== Records for processing
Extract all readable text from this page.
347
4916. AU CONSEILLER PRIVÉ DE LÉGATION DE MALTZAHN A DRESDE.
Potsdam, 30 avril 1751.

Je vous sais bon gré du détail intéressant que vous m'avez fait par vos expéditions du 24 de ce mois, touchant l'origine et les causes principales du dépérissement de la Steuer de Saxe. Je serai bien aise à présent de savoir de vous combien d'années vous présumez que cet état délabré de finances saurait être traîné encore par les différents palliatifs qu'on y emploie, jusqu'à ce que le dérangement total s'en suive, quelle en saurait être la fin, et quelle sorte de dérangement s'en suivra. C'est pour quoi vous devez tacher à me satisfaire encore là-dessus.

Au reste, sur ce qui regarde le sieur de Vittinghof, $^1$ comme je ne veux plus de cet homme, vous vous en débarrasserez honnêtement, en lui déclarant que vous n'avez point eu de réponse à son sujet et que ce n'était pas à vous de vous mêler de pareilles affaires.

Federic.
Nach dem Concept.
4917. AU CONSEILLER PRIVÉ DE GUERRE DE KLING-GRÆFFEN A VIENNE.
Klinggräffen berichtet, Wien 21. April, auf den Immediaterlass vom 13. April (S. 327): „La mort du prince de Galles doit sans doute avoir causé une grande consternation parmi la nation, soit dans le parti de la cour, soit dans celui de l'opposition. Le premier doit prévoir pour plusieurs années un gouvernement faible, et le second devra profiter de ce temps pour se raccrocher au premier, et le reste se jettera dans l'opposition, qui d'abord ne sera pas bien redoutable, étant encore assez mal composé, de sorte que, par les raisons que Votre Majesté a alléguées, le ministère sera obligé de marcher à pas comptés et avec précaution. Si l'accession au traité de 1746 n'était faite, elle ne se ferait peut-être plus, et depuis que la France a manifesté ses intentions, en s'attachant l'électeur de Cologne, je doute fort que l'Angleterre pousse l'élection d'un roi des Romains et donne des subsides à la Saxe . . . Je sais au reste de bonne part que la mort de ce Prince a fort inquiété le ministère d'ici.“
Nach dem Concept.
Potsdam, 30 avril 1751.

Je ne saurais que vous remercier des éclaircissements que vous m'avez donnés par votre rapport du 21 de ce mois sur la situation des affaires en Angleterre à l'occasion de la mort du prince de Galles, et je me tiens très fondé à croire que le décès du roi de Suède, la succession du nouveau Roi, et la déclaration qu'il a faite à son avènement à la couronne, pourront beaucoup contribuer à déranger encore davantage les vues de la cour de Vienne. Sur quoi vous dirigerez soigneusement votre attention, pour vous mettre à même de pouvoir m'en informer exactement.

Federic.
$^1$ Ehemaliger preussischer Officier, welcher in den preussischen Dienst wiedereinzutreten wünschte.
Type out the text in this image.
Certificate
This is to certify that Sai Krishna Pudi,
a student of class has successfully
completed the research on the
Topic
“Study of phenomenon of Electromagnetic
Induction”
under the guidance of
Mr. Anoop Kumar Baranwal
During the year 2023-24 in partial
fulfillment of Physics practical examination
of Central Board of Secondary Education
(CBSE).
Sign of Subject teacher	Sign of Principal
====
#### Exercise brief
Repeat precisely the lines of the data starting at the one containing "Type out the text in this image.", last line included.

#### Written response
Type out the text in this image.
Certificate
This is to certify that Sai Krishna Pudi,
a student of class has successfully
completed the research on the
Topic
“Study of phenomenon of Electromagnetic
Induction”
under the guidance of
Mr. Anoop Kumar Baranwal
During the year 2023-24 in partial
fulfillment of Physics practical examination
of Central Board of Secondary Education
(CBSE).
Sign of Subject teacher	Sign of Principal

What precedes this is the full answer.